• Selected extract:
• • • • • • •

# DIY Mixing By Weight



## Christos (12/5/17)

I don't see a thread to discuss scales and mixing by weight. I have seen mixing by weight come up in a few threads but I think a dedicated thread should be created.

I for one am over the moon with a mixing scale. No more syringes and droppers and pipettes. No more mess or spills.

Something to remember for new people getting into mixing by weight is that not all concentrated are 1ml =1g.
Ejuice me up has a nifty feature of importing all flavours etc with the g/ml ratio. Alternatively the g/ml ratio is online for most concentrates. 

Looking forward to the wealth of knowledge the DIY guys will add to this thread.

Reactions: Like 2 | Can relate 1


----------



## spiv (12/5/17)

I use http://e-liquid-recipes.com/

You tell it how much you want to make, your nic % you want and what concentrate your nic is at. Also if your concentrate is PG or VG based.
It will tell you in grams and ml how much to add based on the recipe. (see attached pic)

Best of all, it's web based. So I can capture a recipe on my laptop, grab my tablet and head to the mixing table.

Reactions: Like 1 | Can relate 1


----------



## craigb (12/5/17)

Christos said:


> Something to remember for new people getting into mixing by weight is that not all concentrated are 1ml =1g.

• • • • • • •

• Required actions:
**A.** Can you update the stretch from "I don't see" through "for most concentrates." in the thread on mixing by weight, with "pipettes" replaced by "measuring cylinders"?
**B.** Could you continue the forum thread on DIY mixing by weight from where it stops?

• • • • • • •

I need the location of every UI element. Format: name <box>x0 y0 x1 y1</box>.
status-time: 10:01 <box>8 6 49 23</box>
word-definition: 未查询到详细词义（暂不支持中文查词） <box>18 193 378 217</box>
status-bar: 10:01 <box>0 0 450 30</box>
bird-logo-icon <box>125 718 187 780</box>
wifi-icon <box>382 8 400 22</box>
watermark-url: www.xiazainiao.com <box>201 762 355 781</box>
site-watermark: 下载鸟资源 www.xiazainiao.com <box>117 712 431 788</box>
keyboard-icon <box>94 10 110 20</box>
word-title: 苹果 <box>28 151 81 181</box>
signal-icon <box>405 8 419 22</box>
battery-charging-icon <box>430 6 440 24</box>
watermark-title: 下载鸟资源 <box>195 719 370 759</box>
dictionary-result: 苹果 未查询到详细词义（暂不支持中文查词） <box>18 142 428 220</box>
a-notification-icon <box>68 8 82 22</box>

• • • • • • •

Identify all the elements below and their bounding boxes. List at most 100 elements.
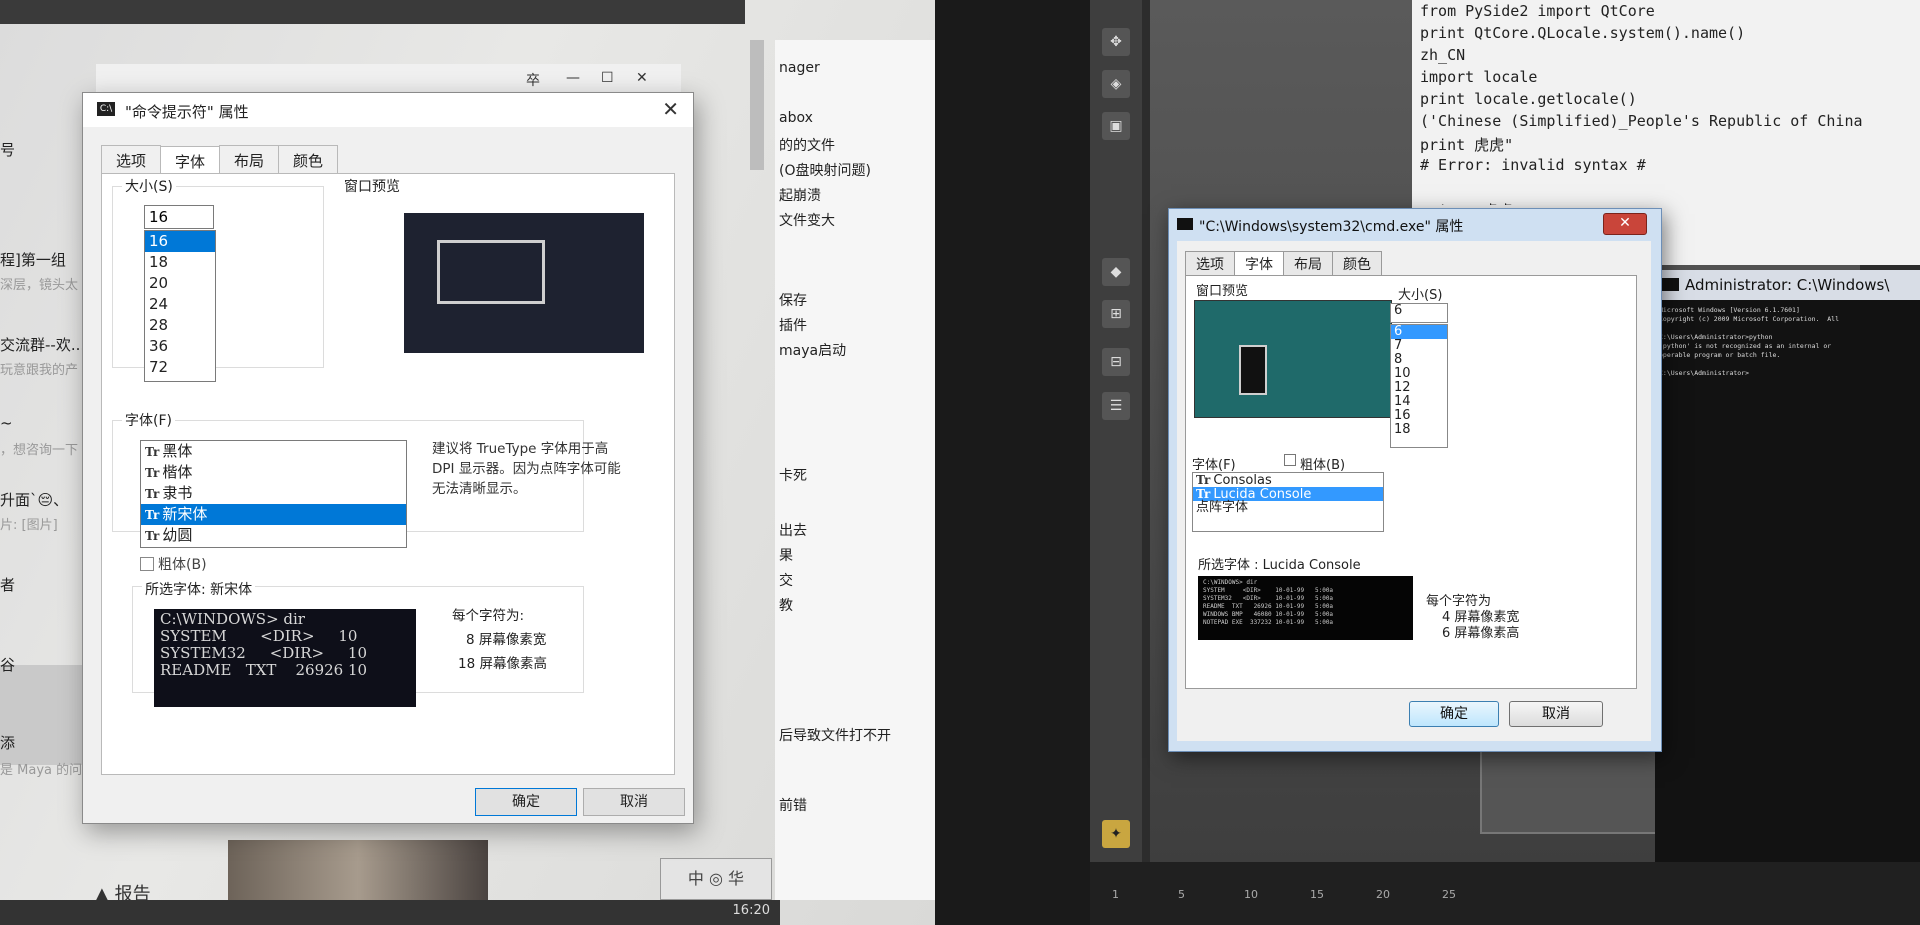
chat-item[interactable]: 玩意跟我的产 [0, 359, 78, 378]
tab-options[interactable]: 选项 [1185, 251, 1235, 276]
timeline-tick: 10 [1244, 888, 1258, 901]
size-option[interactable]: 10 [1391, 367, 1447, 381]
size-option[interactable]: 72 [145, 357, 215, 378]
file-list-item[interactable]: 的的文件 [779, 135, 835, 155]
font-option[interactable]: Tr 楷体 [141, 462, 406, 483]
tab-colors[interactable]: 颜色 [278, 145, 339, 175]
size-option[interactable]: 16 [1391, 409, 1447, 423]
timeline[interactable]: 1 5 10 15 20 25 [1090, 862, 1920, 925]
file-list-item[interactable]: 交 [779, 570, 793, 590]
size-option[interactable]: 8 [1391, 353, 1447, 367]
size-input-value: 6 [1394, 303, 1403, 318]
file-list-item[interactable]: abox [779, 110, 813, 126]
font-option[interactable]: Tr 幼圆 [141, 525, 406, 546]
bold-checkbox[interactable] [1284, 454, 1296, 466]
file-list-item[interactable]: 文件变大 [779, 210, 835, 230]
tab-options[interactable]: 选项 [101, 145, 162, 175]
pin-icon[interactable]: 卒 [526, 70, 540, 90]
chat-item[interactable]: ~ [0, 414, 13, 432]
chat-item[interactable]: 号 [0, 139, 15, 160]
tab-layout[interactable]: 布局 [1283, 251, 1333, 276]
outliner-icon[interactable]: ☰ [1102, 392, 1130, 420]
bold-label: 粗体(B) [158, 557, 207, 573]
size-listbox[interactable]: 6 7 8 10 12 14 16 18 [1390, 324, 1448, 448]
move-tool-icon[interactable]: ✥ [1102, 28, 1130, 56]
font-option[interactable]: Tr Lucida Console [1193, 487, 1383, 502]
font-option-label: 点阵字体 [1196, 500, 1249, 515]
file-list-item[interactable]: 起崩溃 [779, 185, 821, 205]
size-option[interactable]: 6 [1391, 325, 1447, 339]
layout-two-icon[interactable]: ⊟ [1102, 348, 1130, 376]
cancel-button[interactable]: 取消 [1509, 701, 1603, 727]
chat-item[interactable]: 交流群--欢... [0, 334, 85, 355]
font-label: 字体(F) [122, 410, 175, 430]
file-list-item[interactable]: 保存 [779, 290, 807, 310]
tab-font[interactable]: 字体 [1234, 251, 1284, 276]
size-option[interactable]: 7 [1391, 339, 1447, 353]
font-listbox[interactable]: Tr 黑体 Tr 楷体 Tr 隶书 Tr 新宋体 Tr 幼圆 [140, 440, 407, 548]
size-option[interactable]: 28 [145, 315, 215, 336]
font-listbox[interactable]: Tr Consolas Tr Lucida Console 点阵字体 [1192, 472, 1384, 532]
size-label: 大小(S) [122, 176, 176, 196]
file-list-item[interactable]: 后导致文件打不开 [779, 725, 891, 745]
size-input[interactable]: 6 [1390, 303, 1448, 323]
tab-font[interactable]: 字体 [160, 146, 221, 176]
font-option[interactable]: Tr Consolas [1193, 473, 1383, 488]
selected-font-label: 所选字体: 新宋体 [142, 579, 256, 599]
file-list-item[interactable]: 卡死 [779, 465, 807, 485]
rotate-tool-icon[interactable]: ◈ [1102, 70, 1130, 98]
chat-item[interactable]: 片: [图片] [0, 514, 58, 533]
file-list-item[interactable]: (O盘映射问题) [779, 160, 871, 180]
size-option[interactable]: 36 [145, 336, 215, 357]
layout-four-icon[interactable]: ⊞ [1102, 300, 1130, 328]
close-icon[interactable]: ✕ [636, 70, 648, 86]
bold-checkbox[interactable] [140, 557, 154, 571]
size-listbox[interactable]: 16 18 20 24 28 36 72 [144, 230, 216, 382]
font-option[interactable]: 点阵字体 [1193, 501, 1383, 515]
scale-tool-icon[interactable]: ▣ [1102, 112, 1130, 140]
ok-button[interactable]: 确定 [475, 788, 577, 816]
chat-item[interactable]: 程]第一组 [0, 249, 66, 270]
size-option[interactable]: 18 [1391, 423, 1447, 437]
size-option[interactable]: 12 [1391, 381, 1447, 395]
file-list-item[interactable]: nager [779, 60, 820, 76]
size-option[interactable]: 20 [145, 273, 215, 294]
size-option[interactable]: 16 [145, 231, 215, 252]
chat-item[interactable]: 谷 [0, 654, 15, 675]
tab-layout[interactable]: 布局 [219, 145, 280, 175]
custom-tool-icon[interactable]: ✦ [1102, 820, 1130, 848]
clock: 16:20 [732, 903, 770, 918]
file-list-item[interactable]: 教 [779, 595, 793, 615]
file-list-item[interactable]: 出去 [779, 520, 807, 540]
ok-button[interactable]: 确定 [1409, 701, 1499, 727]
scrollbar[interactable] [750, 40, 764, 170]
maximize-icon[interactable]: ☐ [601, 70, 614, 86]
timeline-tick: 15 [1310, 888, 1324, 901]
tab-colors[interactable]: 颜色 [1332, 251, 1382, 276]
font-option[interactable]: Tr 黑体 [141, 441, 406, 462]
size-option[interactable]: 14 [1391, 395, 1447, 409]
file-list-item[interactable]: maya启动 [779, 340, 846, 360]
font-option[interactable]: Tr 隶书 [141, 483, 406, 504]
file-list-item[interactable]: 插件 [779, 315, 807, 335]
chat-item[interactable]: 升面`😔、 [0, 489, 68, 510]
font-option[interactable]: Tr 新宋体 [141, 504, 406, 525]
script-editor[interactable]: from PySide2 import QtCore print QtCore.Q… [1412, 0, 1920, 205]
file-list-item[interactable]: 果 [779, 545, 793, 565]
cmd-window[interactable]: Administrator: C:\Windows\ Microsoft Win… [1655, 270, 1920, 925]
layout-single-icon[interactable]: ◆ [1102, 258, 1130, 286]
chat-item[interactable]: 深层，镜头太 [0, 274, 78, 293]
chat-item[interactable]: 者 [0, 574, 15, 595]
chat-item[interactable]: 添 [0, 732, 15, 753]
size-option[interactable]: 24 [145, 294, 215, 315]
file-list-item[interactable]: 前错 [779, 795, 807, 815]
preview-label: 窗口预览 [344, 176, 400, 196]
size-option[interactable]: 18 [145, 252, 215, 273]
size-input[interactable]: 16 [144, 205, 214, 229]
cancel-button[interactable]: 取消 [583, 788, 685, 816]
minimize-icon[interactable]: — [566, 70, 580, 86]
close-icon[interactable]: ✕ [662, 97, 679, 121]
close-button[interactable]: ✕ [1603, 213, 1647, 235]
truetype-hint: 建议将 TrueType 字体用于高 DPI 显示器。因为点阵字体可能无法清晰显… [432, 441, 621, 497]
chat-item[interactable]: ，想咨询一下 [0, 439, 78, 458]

• • • • • • •

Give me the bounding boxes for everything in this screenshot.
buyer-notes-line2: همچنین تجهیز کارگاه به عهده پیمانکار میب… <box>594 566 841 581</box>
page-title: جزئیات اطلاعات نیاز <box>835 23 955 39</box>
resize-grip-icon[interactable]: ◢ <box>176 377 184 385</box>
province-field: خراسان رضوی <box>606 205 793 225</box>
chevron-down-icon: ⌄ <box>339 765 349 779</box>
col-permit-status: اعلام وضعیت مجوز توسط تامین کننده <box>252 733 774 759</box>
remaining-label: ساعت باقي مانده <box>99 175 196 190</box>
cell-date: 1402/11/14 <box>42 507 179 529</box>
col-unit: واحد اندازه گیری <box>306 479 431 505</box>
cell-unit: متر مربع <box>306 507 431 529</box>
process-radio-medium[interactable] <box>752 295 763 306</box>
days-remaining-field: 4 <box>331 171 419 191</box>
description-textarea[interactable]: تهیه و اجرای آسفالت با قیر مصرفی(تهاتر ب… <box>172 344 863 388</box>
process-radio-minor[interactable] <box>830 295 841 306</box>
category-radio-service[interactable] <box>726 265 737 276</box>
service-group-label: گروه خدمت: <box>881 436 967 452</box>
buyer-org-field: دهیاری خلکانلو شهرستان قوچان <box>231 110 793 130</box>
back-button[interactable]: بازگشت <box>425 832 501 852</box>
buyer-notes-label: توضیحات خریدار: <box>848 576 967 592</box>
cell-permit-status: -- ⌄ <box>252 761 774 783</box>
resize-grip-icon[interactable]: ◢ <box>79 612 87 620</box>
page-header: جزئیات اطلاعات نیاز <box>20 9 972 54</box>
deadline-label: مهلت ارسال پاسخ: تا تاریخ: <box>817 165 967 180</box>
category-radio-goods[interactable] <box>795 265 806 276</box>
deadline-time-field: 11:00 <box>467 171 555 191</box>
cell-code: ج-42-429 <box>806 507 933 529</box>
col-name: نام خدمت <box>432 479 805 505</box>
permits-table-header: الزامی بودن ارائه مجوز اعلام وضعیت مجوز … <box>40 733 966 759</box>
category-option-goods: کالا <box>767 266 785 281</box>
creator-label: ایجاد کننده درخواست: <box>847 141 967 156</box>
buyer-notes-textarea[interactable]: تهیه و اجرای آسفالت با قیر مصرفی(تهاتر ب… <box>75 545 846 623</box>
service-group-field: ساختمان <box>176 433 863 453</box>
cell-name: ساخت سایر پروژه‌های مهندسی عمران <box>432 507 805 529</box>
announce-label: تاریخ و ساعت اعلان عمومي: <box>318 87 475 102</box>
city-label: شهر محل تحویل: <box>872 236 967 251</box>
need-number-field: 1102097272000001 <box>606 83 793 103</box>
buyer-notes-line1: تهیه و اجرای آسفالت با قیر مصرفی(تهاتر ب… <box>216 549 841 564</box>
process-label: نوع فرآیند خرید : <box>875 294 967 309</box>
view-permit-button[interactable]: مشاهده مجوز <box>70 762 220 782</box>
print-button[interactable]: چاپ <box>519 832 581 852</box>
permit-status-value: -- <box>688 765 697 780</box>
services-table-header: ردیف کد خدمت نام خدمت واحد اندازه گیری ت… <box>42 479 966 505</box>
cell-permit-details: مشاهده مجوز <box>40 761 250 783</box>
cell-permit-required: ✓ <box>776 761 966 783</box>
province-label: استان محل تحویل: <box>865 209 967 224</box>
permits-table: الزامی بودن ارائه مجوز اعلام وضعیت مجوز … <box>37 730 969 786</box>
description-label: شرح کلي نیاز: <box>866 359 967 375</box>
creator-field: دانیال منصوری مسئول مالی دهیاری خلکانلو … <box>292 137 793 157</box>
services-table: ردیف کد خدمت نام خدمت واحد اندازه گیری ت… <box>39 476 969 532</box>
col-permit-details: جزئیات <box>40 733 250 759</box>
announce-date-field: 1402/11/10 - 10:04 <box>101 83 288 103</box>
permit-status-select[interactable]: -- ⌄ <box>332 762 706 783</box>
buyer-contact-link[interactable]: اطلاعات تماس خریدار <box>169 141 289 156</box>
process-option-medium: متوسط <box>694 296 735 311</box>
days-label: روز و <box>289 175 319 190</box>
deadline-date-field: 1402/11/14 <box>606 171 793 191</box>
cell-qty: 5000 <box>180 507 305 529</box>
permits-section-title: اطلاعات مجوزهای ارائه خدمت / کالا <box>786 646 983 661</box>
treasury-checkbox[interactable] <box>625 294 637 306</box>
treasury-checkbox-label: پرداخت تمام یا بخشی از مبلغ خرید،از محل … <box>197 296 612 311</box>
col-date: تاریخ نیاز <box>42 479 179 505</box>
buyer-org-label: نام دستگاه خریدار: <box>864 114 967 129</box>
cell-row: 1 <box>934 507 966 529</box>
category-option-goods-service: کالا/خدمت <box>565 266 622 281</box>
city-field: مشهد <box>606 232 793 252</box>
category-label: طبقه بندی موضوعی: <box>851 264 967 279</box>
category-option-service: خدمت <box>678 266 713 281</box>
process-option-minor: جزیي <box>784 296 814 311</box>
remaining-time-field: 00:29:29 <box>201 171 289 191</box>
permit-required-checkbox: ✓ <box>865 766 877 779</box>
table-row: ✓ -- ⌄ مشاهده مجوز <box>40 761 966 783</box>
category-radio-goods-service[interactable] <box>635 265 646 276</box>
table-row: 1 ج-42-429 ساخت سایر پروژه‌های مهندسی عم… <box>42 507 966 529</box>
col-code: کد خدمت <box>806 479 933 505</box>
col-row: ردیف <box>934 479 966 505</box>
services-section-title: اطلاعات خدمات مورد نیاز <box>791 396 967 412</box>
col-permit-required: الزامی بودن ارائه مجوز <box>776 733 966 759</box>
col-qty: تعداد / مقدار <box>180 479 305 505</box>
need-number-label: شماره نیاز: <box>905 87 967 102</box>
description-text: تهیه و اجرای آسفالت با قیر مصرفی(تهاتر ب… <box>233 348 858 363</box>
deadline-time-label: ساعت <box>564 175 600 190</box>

• • • • • • •

• Outputs for the tasks:
**A.**
I don't see a thread to discuss scales and mixing by weight. I have seen mixing by weight come up in a few threads but I think a dedicated thread should be created.

I for one am over the moon with a mixing scale. No more syringes and droppers and measuring cylinders. No more mess or spills.

Something to remember for new people getting into mixing by weight is that not all concentrated are 1ml =1g.
Ejuice me up has a nifty feature of importing all flavours etc with the g/ml ratio. Alternatively the g/ml ratio is online for most concentrates.

**B.**
VIP to know what the recipe creator used when publishing. I understand that a lot of people use 1ml:1g so if you calibrated your calculator differently, you will get a different result. I know @RichJB did the math a while ago, will try find the post.

Reactions: Like 1 | Agree 1


----------



## Andre (12/5/17)

The vast majority of mixers do not use specific gravity for concentrates, but rather 1.:1. This is because the specific gravity for concentrates are either not available or not readily accessible, most are PG-based and thus close to 1.:1 and, being the smallest percentage in a mix, not really crucial. For PG and VG and nicotine specific gravity is used by most. For VG-based concentrates (which are few and far between), seeing the larger difference, I presume it would be better to use specific gravity.

The DIY community would do well in trying to establish a set standard in this regard.

Good information here.

Reactions: Agree 2 | Informative 2


----------



## Patrick (12/5/17)

Andre said:


> The vast majority of mixers do not use specific gravity for concentrates, but rather 1.:1. This is because the specific gravity for concentrates are either not available or not readily accessible, most are PG-based and thus close to 1.:1 and, being the smallest percentage in a mix, not really crucial. For PG and VG and nicotine specific gravity is used by most. For VG-based concentrates (which are few and far between), seeing the larger difference, I presume it would be better to use specific gravity.
> 
> The DIY community would do well in trying to establish a set standard in this regard.
> 
> Good information here.



After a prolonged and garbled attempt to convey this to Lars (ELR mastermind) I did manage to get him to add grams to the final recipe. That means that it takes into account the specific gravity wherever this is known. That makes a big difference especially when I'm moving from premix to actually mixing the

recipe.

Reactions: Winner 1


----------



## aktorsyl (12/5/17)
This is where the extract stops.